*What this task involves*
Here are records with pictures in them. Copy all of them exactly and leave the pictures out.

◆ ◆ ◆

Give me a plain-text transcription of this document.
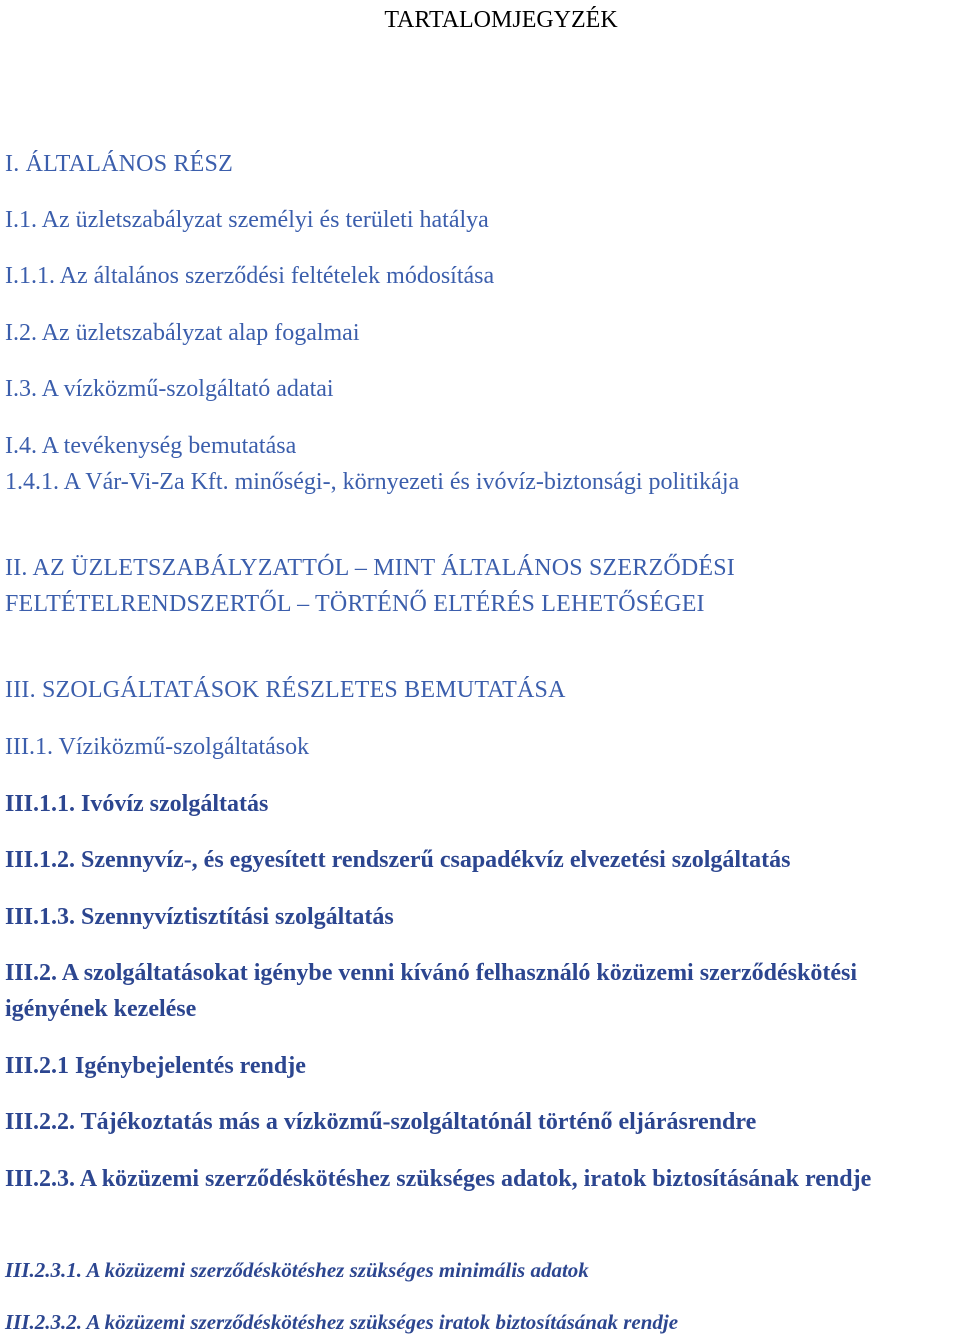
TARTALOMJEGYZÉK

I. ÁLTALÁNOS RÉSZ

I.1. Az üzletszabályzat személyi és területi hatálya

I.1.1. Az általános szerződési feltételek módosítása

I.2. Az üzletszabályzat alap fogalmai

I.3. A vízközmű-szolgáltató adatai

I.4. A tevékenység bemutatása

1.4.1. A Vár-Vi-Za Kft. minőségi-, környezeti és ivóvíz-biztonsági politikája

II. AZ ÜZLETSZABÁLYZATTÓL – MINT ÁLTALÁNOS SZERZŐDÉSI FELTÉTELRENDSZERTŐL – TÖRTÉNŐ ELTÉRÉS LEHETŐSÉGEI

III. SZOLGÁLTATÁSOK RÉSZLETES BEMUTATÁSA

III.1. Víziközmű-szolgáltatások

III.1.1. Ivóvíz szolgáltatás

III.1.2. Szennyvíz-, és egyesített rendszerű csapadékvíz elvezetési szolgáltatás

III.1.3. Szennyvíztisztítási szolgáltatás

III.2. A szolgáltatásokat igénybe venni kívánó felhasználó közüzemi szerződéskötési igényének kezelése

III.2.1 Igénybejelentés rendje

III.2.2. Tájékoztatás más a vízközmű-szolgáltatónál történő eljárásrendre

III.2.3. A közüzemi szerződéskötéshez szükséges adatok, iratok biztosításának rendje

III.2.3.1. A közüzemi szerződéskötéshez szükséges minimális adatok

III.2.3.2. A közüzemi szerződéskötéshez szükséges iratok biztosításának rendje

◆ ◆ ◆

*Final result*
Give me a plain-text transcription of this document.
TARTALOMJEGYZÉK

I. ÁLTALÁNOS RÉSZ

I.1. Az üzletszabályzat személyi és területi hatálya

I.1.1. Az általános szerződési feltételek módosítása

I.2. Az üzletszabályzat alap fogalmai

I.3. A vízközmű-szolgáltató adatai

I.4. A tevékenység bemutatása

1.4.1. A Vár-Vi-Za Kft. minőségi-, környezeti és ivóvíz-biztonsági politikája

II. AZ ÜZLETSZABÁLYZATTÓL – MINT ÁLTALÁNOS SZERZŐDÉSI FELTÉTELRENDSZERTŐL – TÖRTÉNŐ ELTÉRÉS LEHETŐSÉGEI

III. SZOLGÁLTATÁSOK RÉSZLETES BEMUTATÁSA

III.1. Víziközmű-szolgáltatások

III.1.1. Ivóvíz szolgáltatás

III.1.2. Szennyvíz-, és egyesített rendszerű csapadékvíz elvezetési szolgáltatás

III.1.3. Szennyvíztisztítási szolgáltatás

III.2. A szolgáltatásokat igénybe venni kívánó felhasználó közüzemi szerződéskötési igényének kezelése

III.2.1 Igénybejelentés rendje

III.2.2. Tájékoztatás más a vízközmű-szolgáltatónál történő eljárásrendre

III.2.3. A közüzemi szerződéskötéshez szükséges adatok, iratok biztosításának rendje

III.2.3.1. A közüzemi szerződéskötéshez szükséges minimális adatok

III.2.3.2. A közüzemi szerződéskötéshez szükséges iratok biztosításának rendje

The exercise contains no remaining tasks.